■ STORED RECORDS ■

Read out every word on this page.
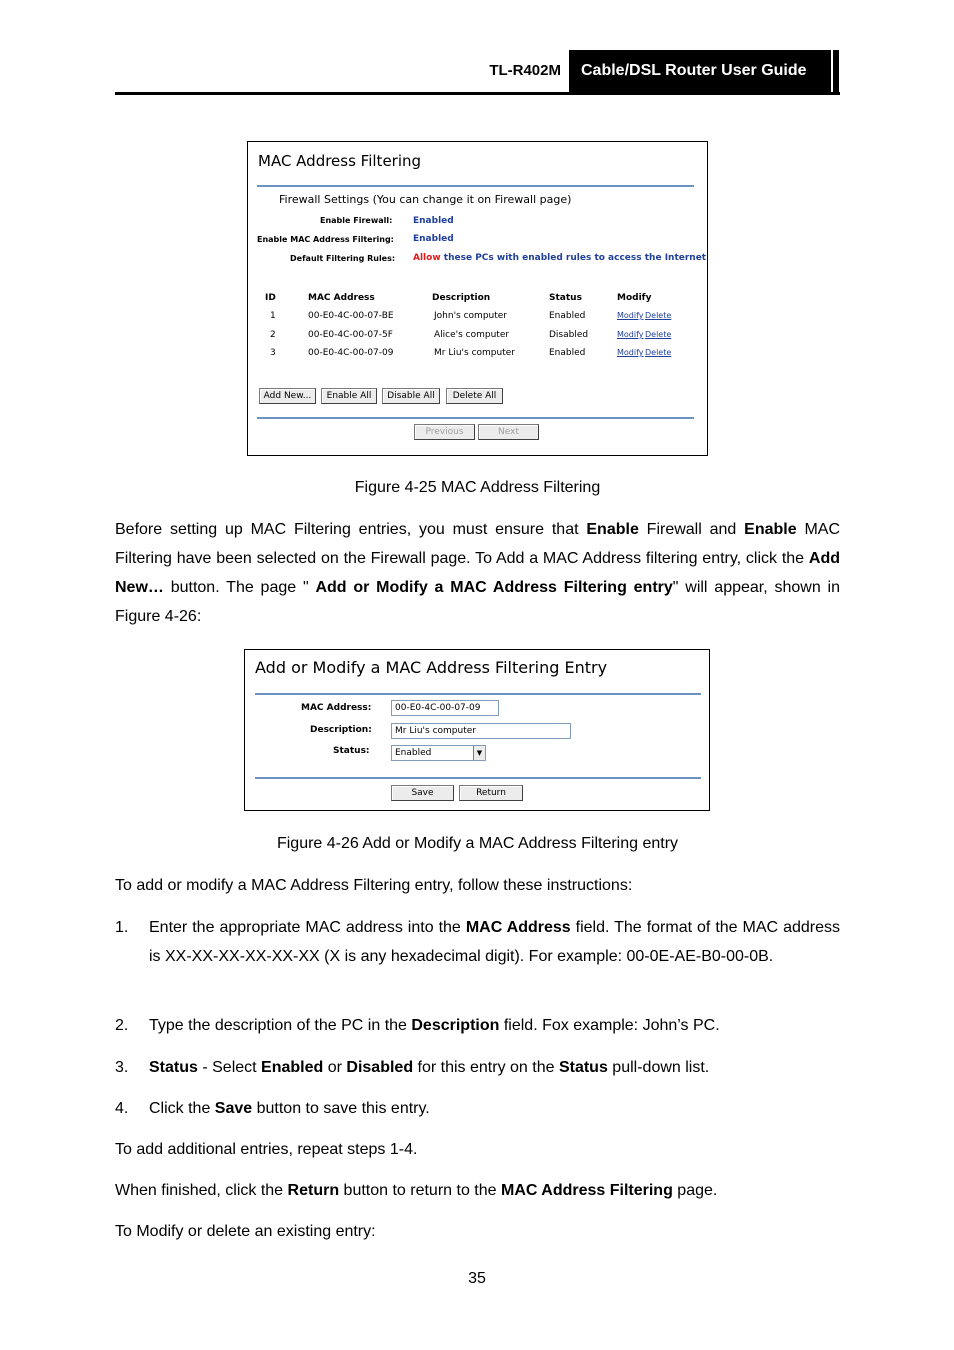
TL-R402M	Cable/DSL Router User Guide
MAC Address Filtering
Firewall Settings (You can change it on Firewall page)
Enable Firewall: Enabled
Enable MAC Address Filtering: Enabled
Default Filtering Rules: Allow these PCs with enabled rules to access the Internet
ID	MAC Address	Description	Status	Modify
1	00-E0-4C-00-07-BE	John's computer	Enabled	Modify Delete
2	00-E0-4C-00-07-5F	Alice's computer	Disabled	Modify Delete
3	00-E0-4C-00-07-09	Mr Liu's computer	Enabled	Modify Delete
Add New...	Enable All	Disable All	Delete All
Previous	Next
Figure 4-25 MAC Address Filtering
Before setting up MAC Filtering entries, you must ensure that Enable Firewall and Enable MAC Filtering have been selected on the Firewall page. To Add a MAC Address filtering entry, click the Add New… button. The page " Add or Modify a MAC Address Filtering entry" will appear, shown in Figure 4-26:
Add or Modify a MAC Address Filtering Entry
MAC Address:	00-E0-4C-00-07-09
Description:	Mr Liu's computer
Status:	Enabled	▼
Save	Return
Figure 4-26 Add or Modify a MAC Address Filtering entry
To add or modify a MAC Address Filtering entry, follow these instructions:
1. Enter the appropriate MAC address into the MAC Address field. The format of the MAC address is XX-XX-XX-XX-XX-XX (X is any hexadecimal digit). For example: 00-0E-AE-B0-00-0B.
2. Type the description of the PC in the Description field. Fox example: John’s PC.
3. Status - Select Enabled or Disabled for this entry on the Status pull-down list.
4. Click the Save button to save this entry.
To add additional entries, repeat steps 1-4.
When finished, click the Return button to return to the MAC Address Filtering page.
To Modify or delete an existing entry:
35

■ TASK DESCRIPTION ■
Reproduce the data verbatim. Do not carry any picture into the copy.

■ PROBLEM SOLUTION ■
Read out every word on this page.
TL-R402M	Cable/DSL Router User Guide
MAC Address Filtering
Firewall Settings (You can change it on Firewall page)
Enable Firewall: Enabled
Enable MAC Address Filtering: Enabled
Default Filtering Rules: Allow these PCs with enabled rules to access the Internet
ID	MAC Address	Description	Status	Modify
1	00-E0-4C-00-07-BE	John's computer	Enabled	Modify Delete
2	00-E0-4C-00-07-5F	Alice's computer	Disabled	Modify Delete
3	00-E0-4C-00-07-09	Mr Liu's computer	Enabled	Modify Delete
Add New...	Enable All	Disable All	Delete All
Previous	Next
Figure 4-25 MAC Address Filtering
Before setting up MAC Filtering entries, you must ensure that Enable Firewall and Enable MAC Filtering have been selected on the Firewall page. To Add a MAC Address filtering entry, click the Add New… button. The page " Add or Modify a MAC Address Filtering entry" will appear, shown in Figure 4-26:
Add or Modify a MAC Address Filtering Entry
MAC Address:	00-E0-4C-00-07-09
Description:	Mr Liu's computer
Status:	Enabled	▼
Save	Return
Figure 4-26 Add or Modify a MAC Address Filtering entry
To add or modify a MAC Address Filtering entry, follow these instructions:
1. Enter the appropriate MAC address into the MAC Address field. The format of the MAC address is XX-XX-XX-XX-XX-XX (X is any hexadecimal digit). For example: 00-0E-AE-B0-00-0B.
2. Type the description of the PC in the Description field. Fox example: John’s PC.
3. Status - Select Enabled or Disabled for this entry on the Status pull-down list.
4. Click the Save button to save this entry.
To add additional entries, repeat steps 1-4.
When finished, click the Return button to return to the MAC Address Filtering page.
To Modify or delete an existing entry:
35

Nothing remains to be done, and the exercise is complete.